>> BEGIN Material provided
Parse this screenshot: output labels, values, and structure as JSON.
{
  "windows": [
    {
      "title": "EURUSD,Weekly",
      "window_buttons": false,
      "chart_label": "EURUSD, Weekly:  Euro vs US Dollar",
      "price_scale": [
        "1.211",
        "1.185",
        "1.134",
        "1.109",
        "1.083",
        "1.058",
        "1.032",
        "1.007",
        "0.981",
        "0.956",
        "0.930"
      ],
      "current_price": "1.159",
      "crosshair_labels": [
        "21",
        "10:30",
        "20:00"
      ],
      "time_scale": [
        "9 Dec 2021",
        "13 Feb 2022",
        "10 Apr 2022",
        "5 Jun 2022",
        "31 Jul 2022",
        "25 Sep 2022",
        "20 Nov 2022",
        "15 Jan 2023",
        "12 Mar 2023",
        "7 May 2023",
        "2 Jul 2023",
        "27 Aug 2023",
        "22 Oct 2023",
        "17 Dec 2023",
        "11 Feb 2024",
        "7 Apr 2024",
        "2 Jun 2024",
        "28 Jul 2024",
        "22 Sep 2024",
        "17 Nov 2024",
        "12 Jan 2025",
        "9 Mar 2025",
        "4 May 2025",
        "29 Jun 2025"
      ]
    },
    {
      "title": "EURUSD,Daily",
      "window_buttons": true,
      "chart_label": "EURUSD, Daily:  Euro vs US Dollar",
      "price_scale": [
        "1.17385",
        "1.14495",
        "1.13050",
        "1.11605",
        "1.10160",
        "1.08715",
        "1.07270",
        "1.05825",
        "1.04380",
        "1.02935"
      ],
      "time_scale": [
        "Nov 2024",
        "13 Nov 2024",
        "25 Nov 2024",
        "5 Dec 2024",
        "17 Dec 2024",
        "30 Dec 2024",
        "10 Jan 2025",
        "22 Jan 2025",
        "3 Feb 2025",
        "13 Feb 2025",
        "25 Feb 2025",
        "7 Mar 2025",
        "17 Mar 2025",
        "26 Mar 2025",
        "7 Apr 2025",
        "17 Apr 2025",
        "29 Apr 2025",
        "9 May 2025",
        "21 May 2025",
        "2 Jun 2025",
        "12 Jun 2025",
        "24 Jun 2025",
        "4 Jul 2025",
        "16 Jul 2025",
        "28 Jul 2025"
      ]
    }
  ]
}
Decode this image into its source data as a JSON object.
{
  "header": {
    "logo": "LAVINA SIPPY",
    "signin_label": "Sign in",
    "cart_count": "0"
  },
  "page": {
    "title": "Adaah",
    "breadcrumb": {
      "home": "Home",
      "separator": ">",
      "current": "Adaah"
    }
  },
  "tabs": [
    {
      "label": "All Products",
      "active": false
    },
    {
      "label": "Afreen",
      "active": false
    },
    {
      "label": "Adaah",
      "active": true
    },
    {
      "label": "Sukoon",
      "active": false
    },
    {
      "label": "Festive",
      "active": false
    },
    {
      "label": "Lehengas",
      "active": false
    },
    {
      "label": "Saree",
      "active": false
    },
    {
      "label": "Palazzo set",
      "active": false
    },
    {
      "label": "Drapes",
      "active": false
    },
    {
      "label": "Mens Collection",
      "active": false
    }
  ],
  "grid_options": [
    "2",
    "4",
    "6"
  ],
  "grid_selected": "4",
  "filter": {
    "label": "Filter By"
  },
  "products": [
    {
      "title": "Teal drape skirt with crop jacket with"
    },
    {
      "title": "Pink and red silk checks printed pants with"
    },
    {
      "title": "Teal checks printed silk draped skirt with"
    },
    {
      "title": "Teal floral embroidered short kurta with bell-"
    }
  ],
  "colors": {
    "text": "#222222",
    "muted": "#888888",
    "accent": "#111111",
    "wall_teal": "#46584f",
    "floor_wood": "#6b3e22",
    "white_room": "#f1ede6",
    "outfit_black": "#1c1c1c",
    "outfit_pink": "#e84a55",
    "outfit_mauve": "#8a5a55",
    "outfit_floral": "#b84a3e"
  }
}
>> END Material provided
Task prompt —
Your task is to repeat each line of the material exactly.

Full response —
Parse this screenshot: output labels, values, and structure as JSON.
{
  "windows": [
    {
      "title": "EURUSD,Weekly",
      "window_buttons": false,
      "chart_label": "EURUSD, Weekly:  Euro vs US Dollar",
      "price_scale": [
        "1.211",
        "1.185",
        "1.134",
        "1.109",
        "1.083",
        "1.058",
        "1.032",
        "1.007",
        "0.981",
        "0.956",
        "0.930"
      ],
      "current_price": "1.159",
      "crosshair_labels": [
        "21",
        "10:30",
        "20:00"
      ],
      "time_scale": [
        "9 Dec 2021",
        "13 Feb 2022",
        "10 Apr 2022",
        "5 Jun 2022",
        "31 Jul 2022",
        "25 Sep 2022",
        "20 Nov 2022",
        "15 Jan 2023",
        "12 Mar 2023",
        "7 May 2023",
        "2 Jul 2023",
        "27 Aug 2023",
        "22 Oct 2023",
        "17 Dec 2023",
        "11 Feb 2024",
        "7 Apr 2024",
        "2 Jun 2024",
        "28 Jul 2024",
        "22 Sep 2024",
        "17 Nov 2024",
        "12 Jan 2025",
        "9 Mar 2025",
        "4 May 2025",
        "29 Jun 2025"
      ]
    },
    {
      "title": "EURUSD,Daily",
      "window_buttons": true,
      "chart_label": "EURUSD, Daily:  Euro vs US Dollar",
      "price_scale": [
        "1.17385",
        "1.14495",
        "1.13050",
        "1.11605",
        "1.10160",
        "1.08715",
        "1.07270",
        "1.05825",
        "1.04380",
        "1.02935"
      ],
      "time_scale": [
        "Nov 2024",
        "13 Nov 2024",
        "25 Nov 2024",
        "5 Dec 2024",
        "17 Dec 2024",
        "30 Dec 2024",
        "10 Jan 2025",
        "22 Jan 2025",
        "3 Feb 2025",
        "13 Feb 2025",
        "25 Feb 2025",
        "7 Mar 2025",
        "17 Mar 2025",
        "26 Mar 2025",
        "7 Apr 2025",
        "17 Apr 2025",
        "29 Apr 2025",
        "9 May 2025",
        "21 May 2025",
        "2 Jun 2025",
        "12 Jun 2025",
        "24 Jun 2025",
        "4 Jul 2025",
        "16 Jul 2025",
        "28 Jul 2025"
      ]
    }
  ]
}
Decode this image into its source data as a JSON object.
{
  "header": {
    "logo": "LAVINA SIPPY",
    "signin_label": "Sign in",
    "cart_count": "0"
  },
  "page": {
    "title": "Adaah",
    "breadcrumb": {
      "home": "Home",
      "separator": ">",
      "current": "Adaah"
    }
  },
  "tabs": [
    {
      "label": "All Products",
      "active": false
    },
    {
      "label": "Afreen",
      "active": false
    },
    {
      "label": "Adaah",
      "active": true
    },
    {
      "label": "Sukoon",
      "active": false
    },
    {
      "label": "Festive",
      "active": false
    },
    {
      "label": "Lehengas",
      "active": false
    },
    {
      "label": "Saree",
      "active": false
    },
    {
      "label": "Palazzo set",
      "active": false
    },
    {
      "label": "Drapes",
      "active": false
    },
    {
      "label": "Mens Collection",
      "active": false
    }
  ],
  "grid_options": [
    "2",
    "4",
    "6"
  ],
  "grid_selected": "4",
  "filter": {
    "label": "Filter By"
  },
  "products": [
    {
      "title": "Teal drape skirt with crop jacket with"
    },
    {
      "title": "Pink and red silk checks printed pants with"
    },
    {
      "title": "Teal checks printed silk draped skirt with"
    },
    {
      "title": "Teal floral embroidered short kurta with bell-"
    }
  ],
  "colors": {
    "text": "#222222",
    "muted": "#888888",
    "accent": "#111111",
    "wall_teal": "#46584f",
    "floor_wood": "#6b3e22",
    "white_room": "#f1ede6",
    "outfit_black": "#1c1c1c",
    "outfit_pink": "#e84a55",
    "outfit_mauve": "#8a5a55",
    "outfit_floral": "#b84a3e"
  }
}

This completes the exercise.